Goal
Which lines contain the string "image"? Please list every one of them.

Data excerpts
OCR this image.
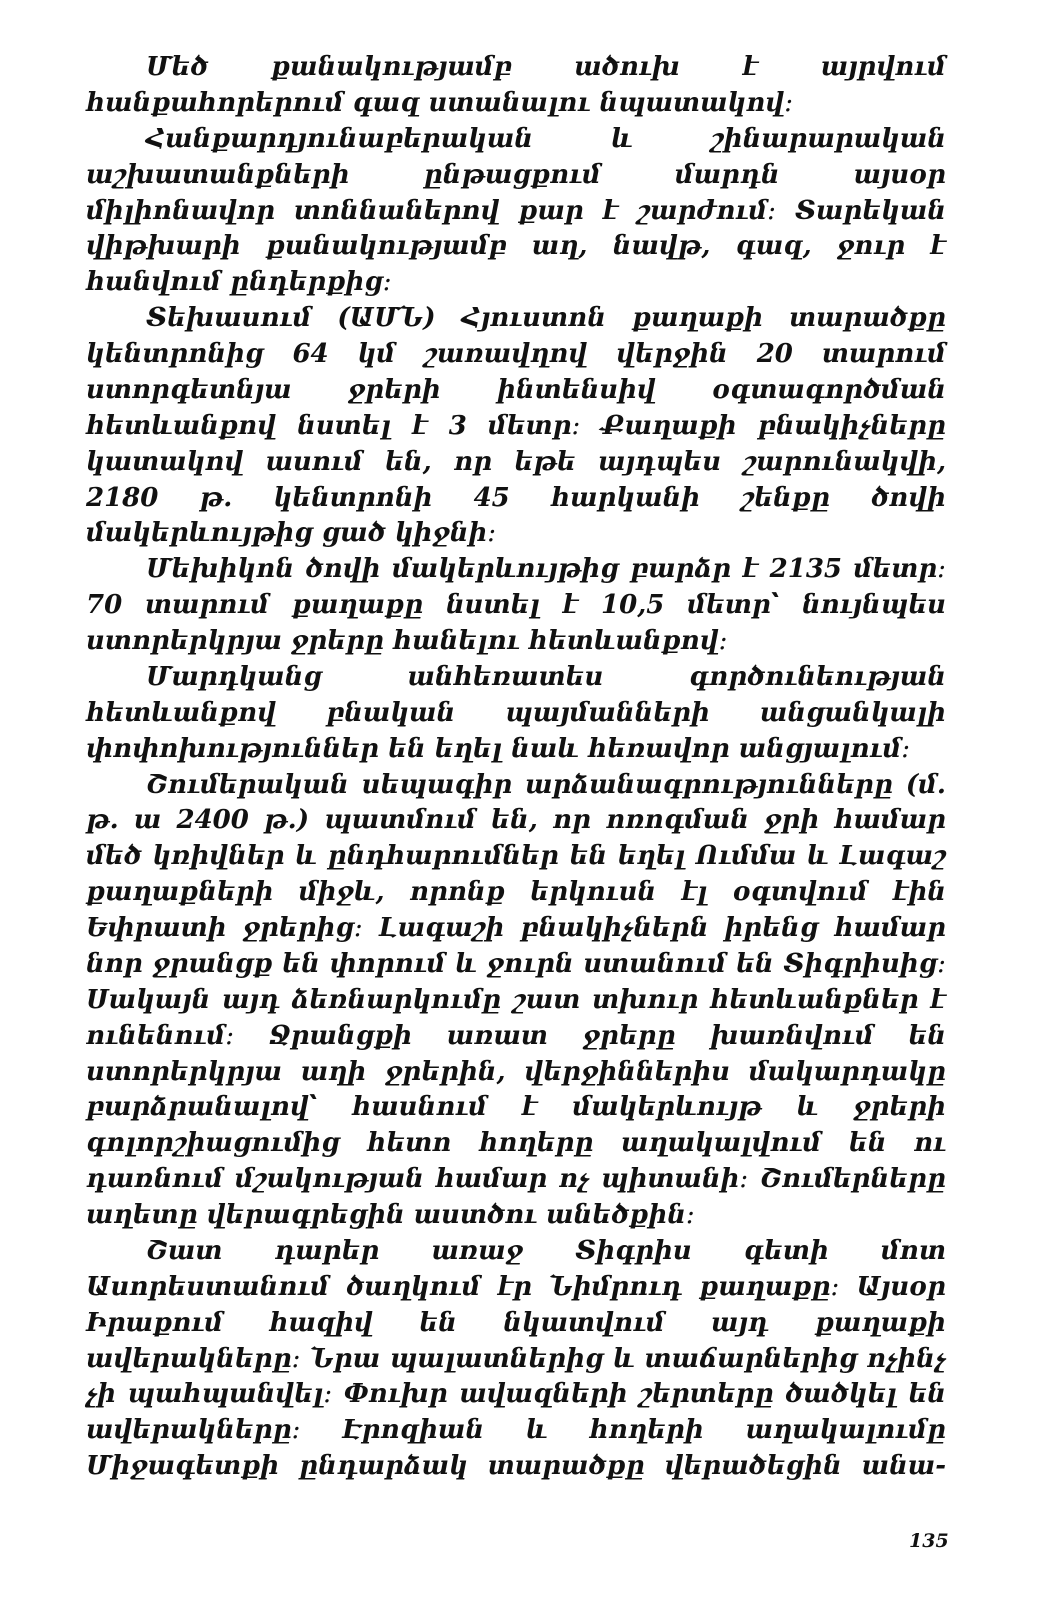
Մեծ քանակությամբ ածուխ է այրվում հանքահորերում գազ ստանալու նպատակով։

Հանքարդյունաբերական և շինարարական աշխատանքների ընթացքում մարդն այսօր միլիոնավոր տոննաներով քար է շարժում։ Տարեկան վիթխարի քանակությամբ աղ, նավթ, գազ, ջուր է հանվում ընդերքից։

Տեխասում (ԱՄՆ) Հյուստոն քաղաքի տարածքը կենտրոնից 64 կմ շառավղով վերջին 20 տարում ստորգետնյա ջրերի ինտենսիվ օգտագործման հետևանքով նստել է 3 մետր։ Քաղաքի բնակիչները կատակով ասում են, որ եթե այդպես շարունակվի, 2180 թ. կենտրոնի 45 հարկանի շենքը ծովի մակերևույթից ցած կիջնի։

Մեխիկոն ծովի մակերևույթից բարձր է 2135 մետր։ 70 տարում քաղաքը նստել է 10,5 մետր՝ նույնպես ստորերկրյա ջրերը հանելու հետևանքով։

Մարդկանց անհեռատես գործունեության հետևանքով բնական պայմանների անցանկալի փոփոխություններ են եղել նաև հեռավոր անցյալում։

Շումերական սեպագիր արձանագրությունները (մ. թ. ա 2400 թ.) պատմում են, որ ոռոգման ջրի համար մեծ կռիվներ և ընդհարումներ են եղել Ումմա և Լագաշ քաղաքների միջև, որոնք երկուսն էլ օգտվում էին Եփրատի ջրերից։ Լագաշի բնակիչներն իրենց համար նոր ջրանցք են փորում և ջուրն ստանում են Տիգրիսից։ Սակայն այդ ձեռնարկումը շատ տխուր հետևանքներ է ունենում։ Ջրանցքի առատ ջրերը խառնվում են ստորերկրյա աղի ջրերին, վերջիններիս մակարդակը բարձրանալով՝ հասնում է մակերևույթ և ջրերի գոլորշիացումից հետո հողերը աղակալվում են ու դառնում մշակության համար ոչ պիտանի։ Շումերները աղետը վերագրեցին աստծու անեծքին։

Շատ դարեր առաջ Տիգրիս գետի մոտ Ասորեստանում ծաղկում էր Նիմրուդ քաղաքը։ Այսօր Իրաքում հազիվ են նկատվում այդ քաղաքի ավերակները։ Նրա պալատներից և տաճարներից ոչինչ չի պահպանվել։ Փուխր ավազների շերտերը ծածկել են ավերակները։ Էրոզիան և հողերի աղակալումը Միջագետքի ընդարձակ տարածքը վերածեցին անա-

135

---

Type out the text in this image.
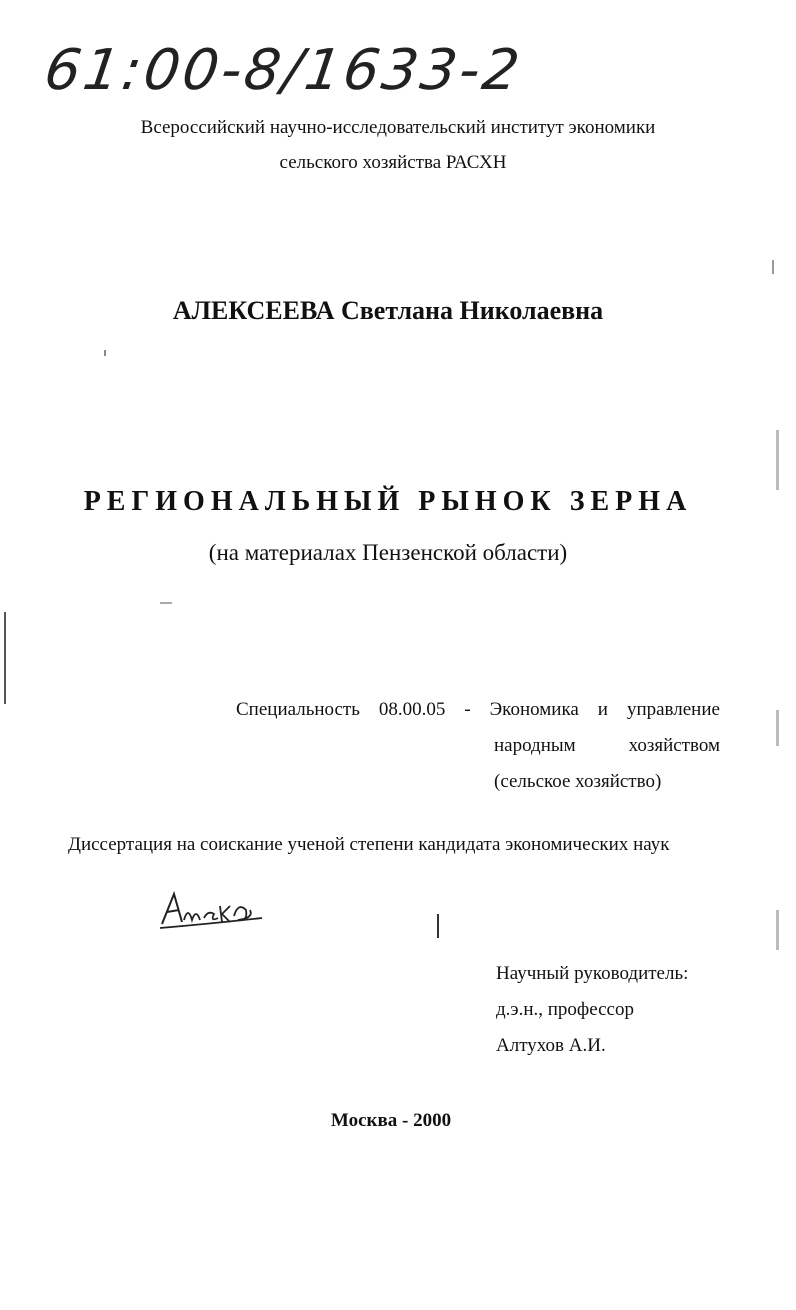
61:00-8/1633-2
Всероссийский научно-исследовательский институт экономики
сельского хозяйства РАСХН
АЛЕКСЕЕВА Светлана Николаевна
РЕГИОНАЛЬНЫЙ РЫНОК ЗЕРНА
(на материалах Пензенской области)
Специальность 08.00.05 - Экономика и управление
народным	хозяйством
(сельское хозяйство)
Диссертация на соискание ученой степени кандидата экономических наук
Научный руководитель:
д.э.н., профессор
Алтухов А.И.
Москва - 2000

Answer for this exercise
OCR this image.
Type out the text in this image.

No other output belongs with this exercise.